→ **RECORDS SHOWN**
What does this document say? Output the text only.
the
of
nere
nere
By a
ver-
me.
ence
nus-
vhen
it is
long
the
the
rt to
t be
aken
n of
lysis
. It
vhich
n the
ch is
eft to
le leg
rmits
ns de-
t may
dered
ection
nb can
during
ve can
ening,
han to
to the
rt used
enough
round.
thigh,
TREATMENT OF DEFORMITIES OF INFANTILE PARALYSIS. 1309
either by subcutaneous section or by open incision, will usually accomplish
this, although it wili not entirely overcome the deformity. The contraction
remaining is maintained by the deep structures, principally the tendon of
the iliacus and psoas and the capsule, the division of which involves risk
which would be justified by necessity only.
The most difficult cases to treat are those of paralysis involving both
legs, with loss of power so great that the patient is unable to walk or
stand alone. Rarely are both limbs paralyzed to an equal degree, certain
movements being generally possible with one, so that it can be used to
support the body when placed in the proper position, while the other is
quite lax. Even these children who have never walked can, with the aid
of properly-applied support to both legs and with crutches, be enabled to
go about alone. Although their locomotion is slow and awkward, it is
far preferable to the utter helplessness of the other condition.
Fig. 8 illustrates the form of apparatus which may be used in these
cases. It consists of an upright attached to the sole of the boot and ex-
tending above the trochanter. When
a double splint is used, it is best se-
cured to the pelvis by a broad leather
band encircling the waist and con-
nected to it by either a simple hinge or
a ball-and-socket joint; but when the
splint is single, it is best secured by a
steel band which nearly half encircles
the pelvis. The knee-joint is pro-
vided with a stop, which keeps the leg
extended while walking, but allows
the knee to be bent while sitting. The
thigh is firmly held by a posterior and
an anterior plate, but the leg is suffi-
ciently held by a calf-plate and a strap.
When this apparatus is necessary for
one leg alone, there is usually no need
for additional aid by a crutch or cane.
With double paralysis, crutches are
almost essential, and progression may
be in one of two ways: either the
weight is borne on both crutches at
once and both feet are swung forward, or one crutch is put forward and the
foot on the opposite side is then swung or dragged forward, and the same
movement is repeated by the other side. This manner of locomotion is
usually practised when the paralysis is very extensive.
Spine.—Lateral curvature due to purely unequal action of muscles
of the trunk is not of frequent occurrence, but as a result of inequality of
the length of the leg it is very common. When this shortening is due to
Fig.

---

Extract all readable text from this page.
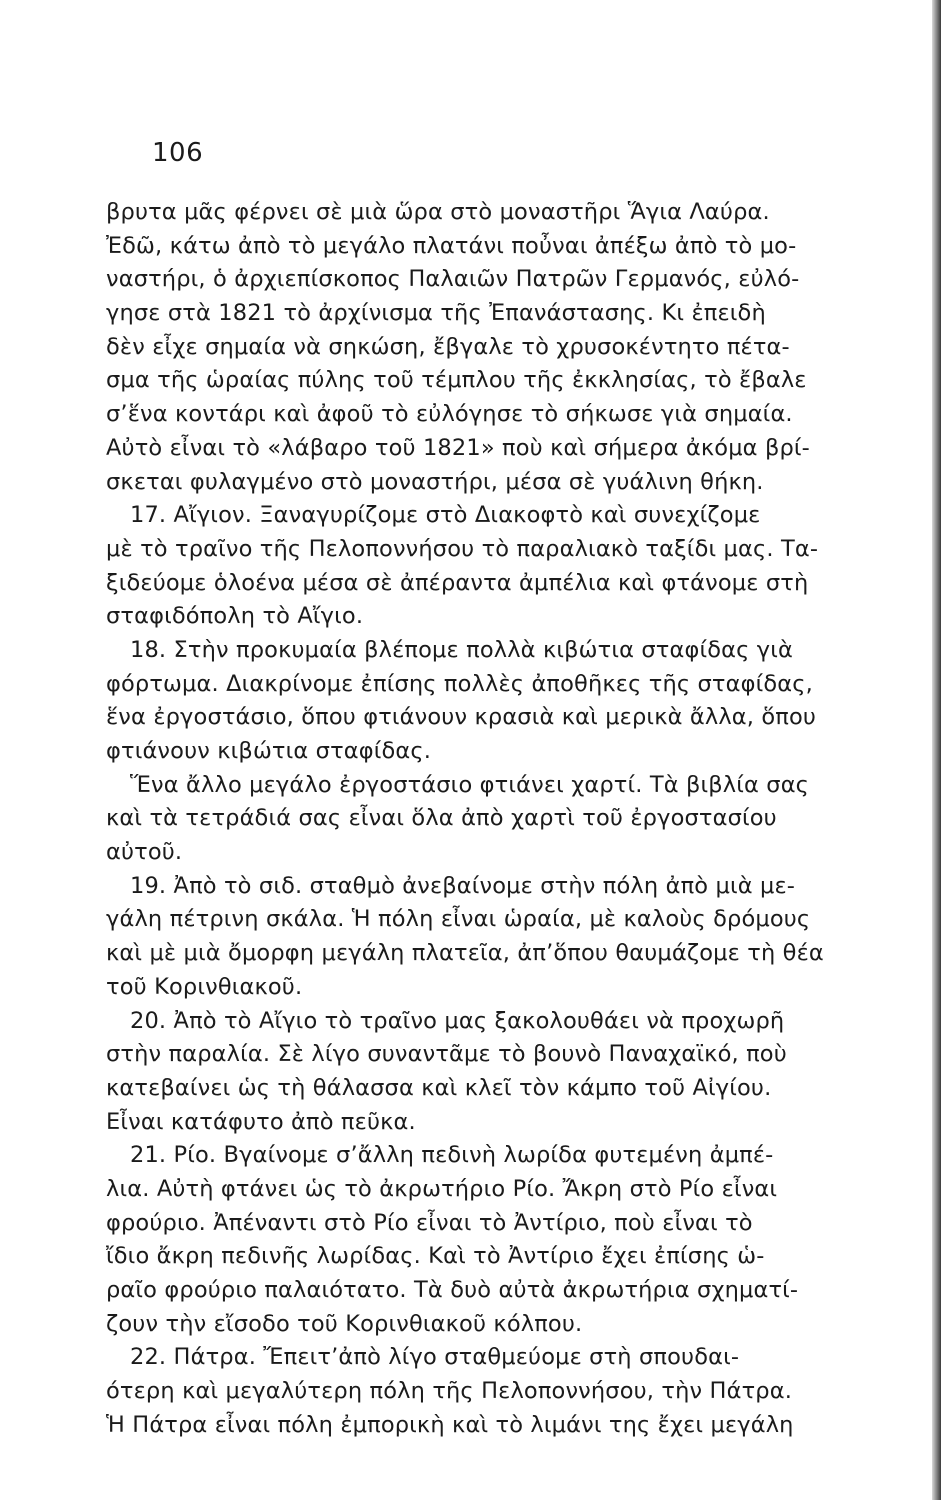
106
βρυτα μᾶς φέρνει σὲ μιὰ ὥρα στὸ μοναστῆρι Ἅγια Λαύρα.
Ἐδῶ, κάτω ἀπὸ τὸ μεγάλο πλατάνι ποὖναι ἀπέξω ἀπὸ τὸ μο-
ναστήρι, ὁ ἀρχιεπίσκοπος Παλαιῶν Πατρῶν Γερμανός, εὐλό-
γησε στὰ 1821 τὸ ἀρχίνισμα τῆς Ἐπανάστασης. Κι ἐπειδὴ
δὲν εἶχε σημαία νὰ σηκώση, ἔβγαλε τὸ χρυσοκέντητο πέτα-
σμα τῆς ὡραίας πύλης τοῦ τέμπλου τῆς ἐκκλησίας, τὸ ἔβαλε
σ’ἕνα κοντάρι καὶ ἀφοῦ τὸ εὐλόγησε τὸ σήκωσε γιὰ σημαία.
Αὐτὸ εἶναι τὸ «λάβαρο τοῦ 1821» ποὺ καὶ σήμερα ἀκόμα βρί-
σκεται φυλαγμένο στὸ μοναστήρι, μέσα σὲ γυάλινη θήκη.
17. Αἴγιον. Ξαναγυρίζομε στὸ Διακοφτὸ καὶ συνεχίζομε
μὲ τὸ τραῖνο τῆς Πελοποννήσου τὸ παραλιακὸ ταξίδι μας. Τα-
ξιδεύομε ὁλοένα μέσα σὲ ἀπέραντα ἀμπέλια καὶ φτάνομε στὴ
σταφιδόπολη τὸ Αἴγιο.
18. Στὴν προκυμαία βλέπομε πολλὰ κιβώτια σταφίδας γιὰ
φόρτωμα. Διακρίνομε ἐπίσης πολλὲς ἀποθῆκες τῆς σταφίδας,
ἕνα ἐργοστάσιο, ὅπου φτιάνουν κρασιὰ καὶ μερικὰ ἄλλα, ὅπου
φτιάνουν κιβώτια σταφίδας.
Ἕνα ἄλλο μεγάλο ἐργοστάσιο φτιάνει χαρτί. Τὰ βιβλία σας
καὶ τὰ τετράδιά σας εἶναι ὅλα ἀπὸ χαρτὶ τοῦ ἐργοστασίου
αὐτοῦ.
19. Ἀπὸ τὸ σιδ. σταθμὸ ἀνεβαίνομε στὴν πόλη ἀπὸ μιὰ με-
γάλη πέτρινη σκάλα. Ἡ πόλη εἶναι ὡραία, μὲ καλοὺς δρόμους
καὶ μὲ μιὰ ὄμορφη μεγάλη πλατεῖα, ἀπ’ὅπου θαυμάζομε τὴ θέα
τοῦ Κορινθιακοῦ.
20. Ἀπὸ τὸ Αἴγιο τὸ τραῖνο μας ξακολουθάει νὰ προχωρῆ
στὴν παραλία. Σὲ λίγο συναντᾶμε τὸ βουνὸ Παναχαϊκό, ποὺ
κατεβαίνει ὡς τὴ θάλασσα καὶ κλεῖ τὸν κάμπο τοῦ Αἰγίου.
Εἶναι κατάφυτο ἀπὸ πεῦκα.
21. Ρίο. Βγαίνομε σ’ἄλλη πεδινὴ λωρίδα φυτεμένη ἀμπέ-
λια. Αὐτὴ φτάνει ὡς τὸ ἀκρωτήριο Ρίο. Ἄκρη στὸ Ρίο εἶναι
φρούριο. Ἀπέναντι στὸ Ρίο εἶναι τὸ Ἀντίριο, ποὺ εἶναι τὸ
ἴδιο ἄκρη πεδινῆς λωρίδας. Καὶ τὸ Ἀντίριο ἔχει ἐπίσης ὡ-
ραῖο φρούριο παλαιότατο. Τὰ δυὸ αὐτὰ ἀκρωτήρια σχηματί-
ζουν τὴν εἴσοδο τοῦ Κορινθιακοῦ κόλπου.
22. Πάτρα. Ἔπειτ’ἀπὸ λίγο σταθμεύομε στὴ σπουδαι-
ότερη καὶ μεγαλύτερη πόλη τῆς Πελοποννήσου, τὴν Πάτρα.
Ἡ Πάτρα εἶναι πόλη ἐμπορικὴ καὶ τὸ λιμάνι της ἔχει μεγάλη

→ **WORK INSTRUCTIONS**
Identify the lines in the entries that hold "ἐπίσης" and return each one.

→ **WORKED ANSWER**
φόρτωμα. Διακρίνομε ἐπίσης πολλὲς ἀποθῆκες τῆς σταφίδας,
ἴδιο ἄκρη πεδινῆς λωρίδας. Καὶ τὸ Ἀντίριο ἔχει ἐπίσης ὡ-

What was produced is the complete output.